EXERCISE PROMPT:
Would you transcribe the listing that follows, character for character, and omit its images?

--- START OF STORED ROWS ---

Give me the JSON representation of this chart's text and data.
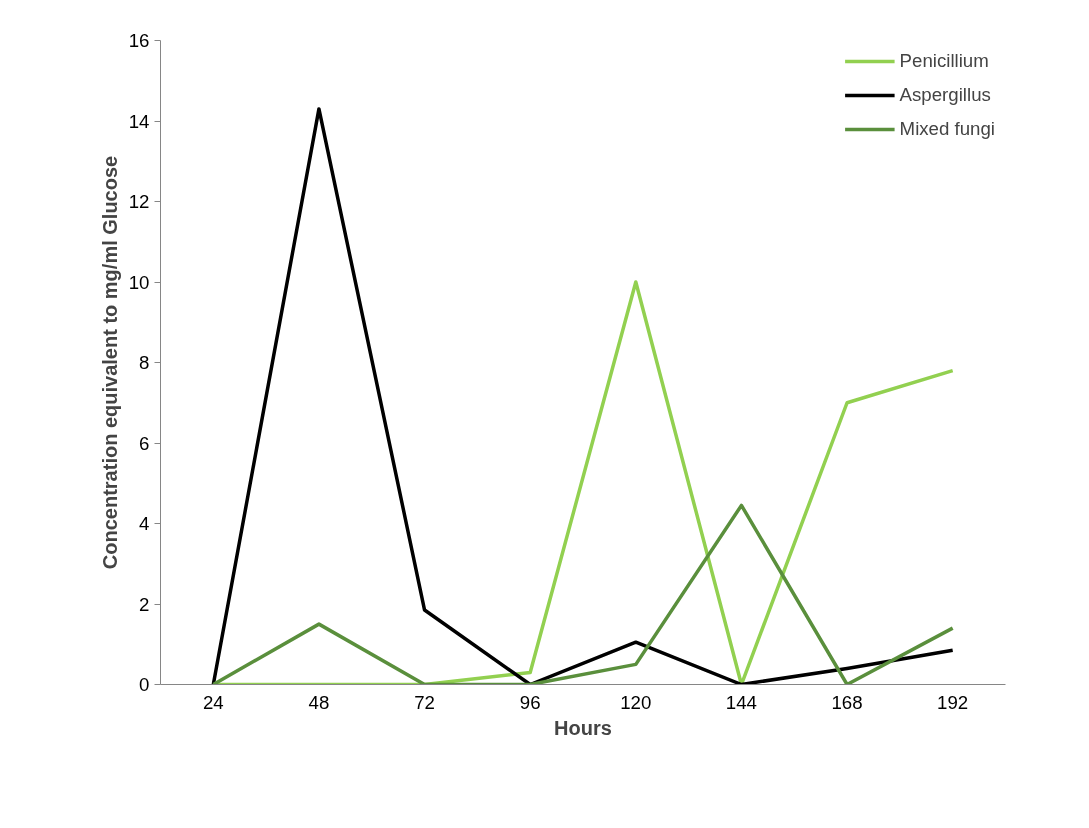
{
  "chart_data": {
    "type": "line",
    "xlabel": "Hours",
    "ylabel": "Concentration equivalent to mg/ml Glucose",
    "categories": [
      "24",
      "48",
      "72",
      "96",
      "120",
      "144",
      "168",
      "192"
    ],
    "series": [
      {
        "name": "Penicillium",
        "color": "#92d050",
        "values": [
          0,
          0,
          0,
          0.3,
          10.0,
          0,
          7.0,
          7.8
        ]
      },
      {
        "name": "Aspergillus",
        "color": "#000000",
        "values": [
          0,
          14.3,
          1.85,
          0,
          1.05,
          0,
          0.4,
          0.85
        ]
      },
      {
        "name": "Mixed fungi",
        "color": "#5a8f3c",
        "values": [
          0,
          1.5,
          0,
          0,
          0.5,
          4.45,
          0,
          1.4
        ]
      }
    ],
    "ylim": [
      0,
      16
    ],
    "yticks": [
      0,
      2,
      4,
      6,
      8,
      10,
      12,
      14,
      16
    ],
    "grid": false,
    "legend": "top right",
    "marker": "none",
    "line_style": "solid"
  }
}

--- END OF STORED ROWS ---

TASK SOLUTION:
Give me the JSON representation of this chart's text and data.
{
  "chart_data": {
    "type": "line",
    "xlabel": "Hours",
    "ylabel": "Concentration equivalent to mg/ml Glucose",
    "categories": [
      "24",
      "48",
      "72",
      "96",
      "120",
      "144",
      "168",
      "192"
    ],
    "series": [
      {
        "name": "Penicillium",
        "color": "#92d050",
        "values": [
          0,
          0,
          0,
          0.3,
          10.0,
          0,
          7.0,
          7.8
        ]
      },
      {
        "name": "Aspergillus",
        "color": "#000000",
        "values": [
          0,
          14.3,
          1.85,
          0,
          1.05,
          0,
          0.4,
          0.85
        ]
      },
      {
        "name": "Mixed fungi",
        "color": "#5a8f3c",
        "values": [
          0,
          1.5,
          0,
          0,
          0.5,
          4.45,
          0,
          1.4
        ]
      }
    ],
    "ylim": [
      0,
      16
    ],
    "yticks": [
      0,
      2,
      4,
      6,
      8,
      10,
      12,
      14,
      16
    ],
    "grid": false,
    "legend": "top right",
    "marker": "none",
    "line_style": "solid"
  }
}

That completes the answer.